-- RECORDS FOR PROCESSING start --
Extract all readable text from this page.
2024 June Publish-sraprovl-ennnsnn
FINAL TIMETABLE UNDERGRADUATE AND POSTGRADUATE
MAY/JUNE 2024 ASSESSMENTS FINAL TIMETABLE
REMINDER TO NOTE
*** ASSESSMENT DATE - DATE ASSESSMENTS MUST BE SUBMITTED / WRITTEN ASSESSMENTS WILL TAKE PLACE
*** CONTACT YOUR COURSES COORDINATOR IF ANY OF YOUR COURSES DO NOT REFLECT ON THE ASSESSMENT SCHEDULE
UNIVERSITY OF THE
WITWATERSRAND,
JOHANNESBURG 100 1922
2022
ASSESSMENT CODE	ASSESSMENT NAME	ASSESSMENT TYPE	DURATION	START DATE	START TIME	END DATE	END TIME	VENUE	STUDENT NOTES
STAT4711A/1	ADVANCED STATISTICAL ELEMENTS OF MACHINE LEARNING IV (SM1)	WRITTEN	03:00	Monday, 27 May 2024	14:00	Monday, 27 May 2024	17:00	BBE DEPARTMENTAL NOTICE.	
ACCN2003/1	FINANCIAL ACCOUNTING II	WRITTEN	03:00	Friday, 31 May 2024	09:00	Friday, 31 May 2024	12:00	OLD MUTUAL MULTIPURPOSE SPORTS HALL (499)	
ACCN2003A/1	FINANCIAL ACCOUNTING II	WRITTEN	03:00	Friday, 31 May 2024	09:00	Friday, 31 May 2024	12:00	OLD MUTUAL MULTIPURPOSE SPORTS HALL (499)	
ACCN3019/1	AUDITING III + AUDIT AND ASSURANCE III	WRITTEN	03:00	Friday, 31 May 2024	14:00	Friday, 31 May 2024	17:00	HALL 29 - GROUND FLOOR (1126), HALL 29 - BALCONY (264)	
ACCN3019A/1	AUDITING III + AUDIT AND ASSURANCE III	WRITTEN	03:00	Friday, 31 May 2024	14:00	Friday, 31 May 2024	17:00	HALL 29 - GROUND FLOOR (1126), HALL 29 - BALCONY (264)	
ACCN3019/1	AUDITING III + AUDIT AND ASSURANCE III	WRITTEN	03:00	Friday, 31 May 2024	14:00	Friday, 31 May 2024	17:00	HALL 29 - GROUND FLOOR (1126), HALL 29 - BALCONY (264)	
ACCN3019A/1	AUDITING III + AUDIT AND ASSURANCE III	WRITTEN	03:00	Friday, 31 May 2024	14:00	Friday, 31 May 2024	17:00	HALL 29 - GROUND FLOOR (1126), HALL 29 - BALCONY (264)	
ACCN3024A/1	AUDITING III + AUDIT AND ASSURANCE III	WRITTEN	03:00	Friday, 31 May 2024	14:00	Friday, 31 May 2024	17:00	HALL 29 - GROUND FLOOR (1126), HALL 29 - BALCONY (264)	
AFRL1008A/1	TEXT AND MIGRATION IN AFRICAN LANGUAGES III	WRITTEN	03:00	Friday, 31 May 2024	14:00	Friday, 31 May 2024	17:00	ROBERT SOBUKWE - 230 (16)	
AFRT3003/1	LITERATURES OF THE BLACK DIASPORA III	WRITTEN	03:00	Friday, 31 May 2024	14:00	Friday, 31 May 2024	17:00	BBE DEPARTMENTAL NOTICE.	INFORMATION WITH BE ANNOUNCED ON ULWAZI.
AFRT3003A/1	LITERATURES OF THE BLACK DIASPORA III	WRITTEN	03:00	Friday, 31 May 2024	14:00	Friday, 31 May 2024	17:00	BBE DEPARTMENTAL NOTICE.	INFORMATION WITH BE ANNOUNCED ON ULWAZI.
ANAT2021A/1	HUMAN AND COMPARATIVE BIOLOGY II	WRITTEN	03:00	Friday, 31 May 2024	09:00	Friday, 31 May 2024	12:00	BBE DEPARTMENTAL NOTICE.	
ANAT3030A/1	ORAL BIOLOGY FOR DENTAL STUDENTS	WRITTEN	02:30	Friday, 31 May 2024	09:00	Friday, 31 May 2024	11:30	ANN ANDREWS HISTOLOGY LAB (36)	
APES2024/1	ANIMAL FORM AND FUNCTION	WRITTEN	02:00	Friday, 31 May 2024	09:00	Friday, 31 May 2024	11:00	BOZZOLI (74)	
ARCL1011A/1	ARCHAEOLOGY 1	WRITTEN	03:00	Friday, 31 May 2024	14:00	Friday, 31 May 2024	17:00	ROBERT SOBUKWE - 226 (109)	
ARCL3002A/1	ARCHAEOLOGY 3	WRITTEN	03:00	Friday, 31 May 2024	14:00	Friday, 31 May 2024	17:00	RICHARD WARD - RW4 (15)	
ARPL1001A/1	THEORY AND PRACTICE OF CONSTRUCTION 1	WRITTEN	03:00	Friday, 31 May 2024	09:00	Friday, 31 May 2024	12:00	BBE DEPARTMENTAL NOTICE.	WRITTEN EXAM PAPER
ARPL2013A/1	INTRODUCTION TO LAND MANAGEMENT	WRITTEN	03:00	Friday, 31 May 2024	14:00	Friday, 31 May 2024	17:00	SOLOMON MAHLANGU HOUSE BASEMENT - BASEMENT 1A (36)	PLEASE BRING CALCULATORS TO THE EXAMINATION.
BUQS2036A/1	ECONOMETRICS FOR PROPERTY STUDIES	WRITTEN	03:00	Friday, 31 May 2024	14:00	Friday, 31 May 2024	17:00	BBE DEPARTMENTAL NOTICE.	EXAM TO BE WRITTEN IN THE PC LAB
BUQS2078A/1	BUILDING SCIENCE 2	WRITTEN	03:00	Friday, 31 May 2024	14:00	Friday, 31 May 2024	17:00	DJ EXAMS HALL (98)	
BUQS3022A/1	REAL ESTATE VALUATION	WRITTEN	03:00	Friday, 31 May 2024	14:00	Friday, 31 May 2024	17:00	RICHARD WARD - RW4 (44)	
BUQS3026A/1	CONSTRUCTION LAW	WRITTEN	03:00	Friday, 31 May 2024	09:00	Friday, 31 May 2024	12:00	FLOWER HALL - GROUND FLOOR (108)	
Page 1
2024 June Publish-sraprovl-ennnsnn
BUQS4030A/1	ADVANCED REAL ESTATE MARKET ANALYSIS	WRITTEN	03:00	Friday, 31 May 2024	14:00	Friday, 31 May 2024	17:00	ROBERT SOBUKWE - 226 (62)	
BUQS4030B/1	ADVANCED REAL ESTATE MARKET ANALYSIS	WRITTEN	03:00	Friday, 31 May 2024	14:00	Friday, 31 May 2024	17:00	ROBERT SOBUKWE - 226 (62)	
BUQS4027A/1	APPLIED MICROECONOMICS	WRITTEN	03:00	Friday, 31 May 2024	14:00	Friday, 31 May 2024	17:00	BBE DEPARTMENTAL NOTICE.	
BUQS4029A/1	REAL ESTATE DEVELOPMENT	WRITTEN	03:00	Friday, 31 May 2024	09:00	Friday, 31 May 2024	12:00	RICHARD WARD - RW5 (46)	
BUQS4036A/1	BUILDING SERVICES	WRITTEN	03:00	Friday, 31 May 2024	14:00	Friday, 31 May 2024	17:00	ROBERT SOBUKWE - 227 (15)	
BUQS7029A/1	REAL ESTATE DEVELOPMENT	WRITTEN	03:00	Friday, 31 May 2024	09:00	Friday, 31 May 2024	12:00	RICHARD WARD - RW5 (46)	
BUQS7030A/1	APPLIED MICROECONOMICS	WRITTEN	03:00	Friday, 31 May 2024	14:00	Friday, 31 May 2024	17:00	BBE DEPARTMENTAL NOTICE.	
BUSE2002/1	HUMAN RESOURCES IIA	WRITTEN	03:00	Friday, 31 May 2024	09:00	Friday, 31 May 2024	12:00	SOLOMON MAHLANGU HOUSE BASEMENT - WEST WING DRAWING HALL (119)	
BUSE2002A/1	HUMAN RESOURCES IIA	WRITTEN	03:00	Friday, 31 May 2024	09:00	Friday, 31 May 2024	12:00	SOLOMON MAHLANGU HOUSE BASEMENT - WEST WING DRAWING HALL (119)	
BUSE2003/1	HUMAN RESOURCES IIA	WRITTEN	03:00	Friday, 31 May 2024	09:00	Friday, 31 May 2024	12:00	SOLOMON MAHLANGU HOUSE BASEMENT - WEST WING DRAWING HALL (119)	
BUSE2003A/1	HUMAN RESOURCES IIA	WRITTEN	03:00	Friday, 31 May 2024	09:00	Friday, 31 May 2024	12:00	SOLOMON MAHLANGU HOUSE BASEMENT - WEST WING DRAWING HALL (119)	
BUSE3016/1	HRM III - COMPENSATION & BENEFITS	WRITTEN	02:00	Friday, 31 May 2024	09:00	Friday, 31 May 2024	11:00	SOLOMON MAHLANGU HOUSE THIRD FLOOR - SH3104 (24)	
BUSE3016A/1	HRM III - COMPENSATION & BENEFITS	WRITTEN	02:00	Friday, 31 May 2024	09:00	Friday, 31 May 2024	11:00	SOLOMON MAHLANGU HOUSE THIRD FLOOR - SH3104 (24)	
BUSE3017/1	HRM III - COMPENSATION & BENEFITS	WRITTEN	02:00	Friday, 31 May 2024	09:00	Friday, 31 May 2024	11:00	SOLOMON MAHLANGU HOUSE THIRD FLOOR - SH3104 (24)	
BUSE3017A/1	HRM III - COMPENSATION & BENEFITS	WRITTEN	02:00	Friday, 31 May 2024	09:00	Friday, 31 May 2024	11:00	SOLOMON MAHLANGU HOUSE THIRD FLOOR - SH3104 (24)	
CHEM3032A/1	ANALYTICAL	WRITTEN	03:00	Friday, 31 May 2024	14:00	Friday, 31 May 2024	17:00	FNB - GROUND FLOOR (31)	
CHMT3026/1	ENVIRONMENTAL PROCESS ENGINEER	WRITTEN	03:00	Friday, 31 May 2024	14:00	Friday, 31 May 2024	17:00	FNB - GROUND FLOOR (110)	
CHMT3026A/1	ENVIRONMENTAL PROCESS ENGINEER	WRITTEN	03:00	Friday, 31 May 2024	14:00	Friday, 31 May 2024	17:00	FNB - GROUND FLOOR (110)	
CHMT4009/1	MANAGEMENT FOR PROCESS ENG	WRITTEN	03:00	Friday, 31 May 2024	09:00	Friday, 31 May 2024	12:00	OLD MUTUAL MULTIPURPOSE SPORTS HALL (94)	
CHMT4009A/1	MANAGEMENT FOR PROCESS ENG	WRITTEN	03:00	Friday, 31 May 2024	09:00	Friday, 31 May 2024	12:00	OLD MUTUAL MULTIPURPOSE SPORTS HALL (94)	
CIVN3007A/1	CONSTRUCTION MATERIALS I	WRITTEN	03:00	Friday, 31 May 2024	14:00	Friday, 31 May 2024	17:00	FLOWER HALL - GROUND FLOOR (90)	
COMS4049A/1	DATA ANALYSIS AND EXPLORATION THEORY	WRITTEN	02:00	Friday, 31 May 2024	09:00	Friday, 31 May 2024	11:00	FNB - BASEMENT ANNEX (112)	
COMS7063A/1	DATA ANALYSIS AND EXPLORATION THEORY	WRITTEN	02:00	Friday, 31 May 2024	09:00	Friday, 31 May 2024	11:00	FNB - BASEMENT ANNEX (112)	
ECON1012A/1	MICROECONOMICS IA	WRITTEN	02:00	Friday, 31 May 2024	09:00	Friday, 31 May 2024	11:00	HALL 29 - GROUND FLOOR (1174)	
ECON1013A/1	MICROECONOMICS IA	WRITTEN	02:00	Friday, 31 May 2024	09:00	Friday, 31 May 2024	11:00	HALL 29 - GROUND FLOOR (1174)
-- RECORDS FOR PROCESSING end --
• [THE TASK]:
What is the number of lines in these records that contain "ASSESSMENTS"? Reply with the number only.

• [OUTPUT OF THE TASK]:
2